Copy each line in which the string "arquitetura" occurs.

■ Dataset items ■
□ □ □

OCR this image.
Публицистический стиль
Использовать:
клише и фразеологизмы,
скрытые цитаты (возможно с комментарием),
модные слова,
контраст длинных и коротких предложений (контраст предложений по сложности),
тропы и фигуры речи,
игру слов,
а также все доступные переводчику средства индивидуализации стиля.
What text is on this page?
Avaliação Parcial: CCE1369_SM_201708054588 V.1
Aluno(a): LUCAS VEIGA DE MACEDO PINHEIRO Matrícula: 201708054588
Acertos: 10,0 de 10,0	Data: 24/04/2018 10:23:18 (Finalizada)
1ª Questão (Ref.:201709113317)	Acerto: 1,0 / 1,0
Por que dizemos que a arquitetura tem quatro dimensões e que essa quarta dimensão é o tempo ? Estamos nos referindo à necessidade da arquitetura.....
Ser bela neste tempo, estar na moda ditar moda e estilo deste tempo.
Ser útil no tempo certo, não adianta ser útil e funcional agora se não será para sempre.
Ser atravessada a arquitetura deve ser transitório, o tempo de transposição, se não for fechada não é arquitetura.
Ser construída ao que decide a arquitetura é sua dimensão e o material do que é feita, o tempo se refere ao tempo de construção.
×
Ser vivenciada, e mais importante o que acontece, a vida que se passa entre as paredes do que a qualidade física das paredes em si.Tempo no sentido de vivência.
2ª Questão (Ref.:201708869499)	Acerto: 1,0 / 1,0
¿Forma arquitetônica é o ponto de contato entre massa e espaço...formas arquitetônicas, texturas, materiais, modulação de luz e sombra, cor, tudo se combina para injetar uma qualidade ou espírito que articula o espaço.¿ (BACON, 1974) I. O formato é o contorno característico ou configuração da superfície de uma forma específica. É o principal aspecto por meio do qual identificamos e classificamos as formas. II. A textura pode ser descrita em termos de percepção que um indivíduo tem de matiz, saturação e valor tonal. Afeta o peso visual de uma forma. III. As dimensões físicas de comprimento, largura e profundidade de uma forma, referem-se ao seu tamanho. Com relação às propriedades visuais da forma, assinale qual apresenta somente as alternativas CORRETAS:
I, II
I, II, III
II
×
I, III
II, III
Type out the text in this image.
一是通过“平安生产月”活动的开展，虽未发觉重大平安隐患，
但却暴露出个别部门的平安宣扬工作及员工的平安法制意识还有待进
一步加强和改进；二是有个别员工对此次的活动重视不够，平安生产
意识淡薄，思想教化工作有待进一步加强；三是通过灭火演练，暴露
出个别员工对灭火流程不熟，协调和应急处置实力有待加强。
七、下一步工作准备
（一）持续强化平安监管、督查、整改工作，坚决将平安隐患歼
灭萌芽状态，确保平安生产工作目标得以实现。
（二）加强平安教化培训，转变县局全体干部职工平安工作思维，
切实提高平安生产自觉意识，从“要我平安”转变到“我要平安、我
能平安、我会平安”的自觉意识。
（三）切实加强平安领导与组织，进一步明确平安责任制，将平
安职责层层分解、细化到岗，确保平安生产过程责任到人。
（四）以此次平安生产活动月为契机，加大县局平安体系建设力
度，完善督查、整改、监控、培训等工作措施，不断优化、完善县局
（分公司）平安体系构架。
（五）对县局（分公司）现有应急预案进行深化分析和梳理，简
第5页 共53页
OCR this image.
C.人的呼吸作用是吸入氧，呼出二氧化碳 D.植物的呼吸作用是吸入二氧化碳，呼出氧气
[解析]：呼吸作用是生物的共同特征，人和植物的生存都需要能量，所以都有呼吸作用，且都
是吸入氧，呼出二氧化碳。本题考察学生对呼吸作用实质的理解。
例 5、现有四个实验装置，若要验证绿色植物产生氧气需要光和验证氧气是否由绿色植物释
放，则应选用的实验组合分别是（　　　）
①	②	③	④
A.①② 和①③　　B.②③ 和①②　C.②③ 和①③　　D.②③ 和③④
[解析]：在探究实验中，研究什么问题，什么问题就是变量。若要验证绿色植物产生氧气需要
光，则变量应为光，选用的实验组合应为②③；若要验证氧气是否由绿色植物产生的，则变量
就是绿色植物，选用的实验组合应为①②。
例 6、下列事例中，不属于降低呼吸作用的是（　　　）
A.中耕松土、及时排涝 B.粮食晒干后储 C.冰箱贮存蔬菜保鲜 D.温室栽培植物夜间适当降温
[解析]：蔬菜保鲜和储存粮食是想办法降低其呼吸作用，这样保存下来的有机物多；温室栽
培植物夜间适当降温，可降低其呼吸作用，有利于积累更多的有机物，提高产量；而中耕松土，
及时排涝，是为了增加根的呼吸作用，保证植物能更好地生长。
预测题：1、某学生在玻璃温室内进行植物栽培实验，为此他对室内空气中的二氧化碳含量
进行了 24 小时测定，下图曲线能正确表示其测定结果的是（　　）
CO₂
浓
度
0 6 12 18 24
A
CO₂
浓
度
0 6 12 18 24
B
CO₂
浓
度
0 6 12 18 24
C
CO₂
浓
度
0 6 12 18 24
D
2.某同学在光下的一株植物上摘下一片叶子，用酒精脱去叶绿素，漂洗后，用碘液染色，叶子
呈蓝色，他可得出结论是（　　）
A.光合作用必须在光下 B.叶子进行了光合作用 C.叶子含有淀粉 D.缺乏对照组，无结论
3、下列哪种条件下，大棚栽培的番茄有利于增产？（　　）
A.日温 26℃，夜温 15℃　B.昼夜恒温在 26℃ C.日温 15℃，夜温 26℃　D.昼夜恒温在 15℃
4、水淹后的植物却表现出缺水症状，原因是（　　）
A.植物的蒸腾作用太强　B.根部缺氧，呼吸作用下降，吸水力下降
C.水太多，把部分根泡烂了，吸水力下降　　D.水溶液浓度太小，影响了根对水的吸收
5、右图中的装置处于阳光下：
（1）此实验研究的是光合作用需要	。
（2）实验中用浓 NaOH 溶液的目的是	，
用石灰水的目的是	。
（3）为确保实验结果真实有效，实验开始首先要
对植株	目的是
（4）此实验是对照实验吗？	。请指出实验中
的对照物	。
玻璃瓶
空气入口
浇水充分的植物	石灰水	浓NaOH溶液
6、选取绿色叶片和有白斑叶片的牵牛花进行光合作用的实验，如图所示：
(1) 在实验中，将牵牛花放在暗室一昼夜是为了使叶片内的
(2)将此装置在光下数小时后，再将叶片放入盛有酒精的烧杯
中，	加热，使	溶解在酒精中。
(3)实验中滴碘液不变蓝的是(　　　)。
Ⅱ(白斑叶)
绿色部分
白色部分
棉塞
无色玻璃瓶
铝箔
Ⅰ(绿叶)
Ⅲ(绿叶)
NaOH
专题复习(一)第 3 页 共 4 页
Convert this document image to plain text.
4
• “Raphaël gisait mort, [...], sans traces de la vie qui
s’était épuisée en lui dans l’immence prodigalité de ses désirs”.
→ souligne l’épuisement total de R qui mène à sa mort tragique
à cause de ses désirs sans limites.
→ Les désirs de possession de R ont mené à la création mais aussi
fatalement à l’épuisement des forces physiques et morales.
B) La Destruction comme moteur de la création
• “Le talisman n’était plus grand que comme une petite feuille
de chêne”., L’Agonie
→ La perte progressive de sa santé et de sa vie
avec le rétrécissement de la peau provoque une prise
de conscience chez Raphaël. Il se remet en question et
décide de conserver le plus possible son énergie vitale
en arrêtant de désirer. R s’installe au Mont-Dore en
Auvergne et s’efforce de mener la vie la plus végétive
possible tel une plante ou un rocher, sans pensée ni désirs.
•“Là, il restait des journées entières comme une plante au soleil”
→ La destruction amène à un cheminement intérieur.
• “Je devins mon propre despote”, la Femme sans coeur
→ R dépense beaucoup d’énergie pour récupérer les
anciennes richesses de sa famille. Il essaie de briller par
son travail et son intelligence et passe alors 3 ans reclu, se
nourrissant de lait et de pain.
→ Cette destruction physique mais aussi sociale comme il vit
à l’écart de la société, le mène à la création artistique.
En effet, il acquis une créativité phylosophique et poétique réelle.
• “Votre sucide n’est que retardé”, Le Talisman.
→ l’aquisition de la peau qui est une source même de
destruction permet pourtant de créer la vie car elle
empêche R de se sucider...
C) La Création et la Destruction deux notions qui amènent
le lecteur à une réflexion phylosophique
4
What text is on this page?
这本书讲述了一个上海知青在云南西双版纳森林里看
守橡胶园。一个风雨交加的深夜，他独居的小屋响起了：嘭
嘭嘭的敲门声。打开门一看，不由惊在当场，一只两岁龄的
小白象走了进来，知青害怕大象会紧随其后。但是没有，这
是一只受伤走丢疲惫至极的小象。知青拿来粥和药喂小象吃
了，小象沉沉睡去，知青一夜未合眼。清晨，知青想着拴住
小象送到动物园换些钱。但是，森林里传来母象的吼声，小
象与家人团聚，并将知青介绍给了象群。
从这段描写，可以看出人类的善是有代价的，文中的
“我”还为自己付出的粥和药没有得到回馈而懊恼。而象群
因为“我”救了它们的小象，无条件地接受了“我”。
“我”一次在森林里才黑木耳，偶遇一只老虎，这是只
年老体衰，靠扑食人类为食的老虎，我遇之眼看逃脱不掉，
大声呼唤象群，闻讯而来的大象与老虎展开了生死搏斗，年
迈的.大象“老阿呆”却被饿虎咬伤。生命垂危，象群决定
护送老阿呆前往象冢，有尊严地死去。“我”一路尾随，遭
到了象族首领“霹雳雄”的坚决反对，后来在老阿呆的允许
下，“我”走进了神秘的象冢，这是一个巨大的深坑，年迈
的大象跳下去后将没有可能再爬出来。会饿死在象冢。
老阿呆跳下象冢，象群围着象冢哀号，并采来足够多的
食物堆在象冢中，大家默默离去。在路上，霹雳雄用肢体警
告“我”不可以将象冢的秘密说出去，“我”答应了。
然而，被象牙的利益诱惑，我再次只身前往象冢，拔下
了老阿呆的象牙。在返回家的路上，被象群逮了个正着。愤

□ □ □

■ COMPLETE OUTPUT ■
Por que dizemos que a arquitetura tem quatro dimensões e que essa quarta dimensão é o tempo ? Estamos nos referindo à necessidade da arquitetura.....
Ser atravessada a arquitetura deve ser transitório, o tempo de transposição, se não for fechada não é arquitetura.
Ser construída ao que decide a arquitetura é sua dimensão e o material do que é feita, o tempo se refere ao tempo de construção.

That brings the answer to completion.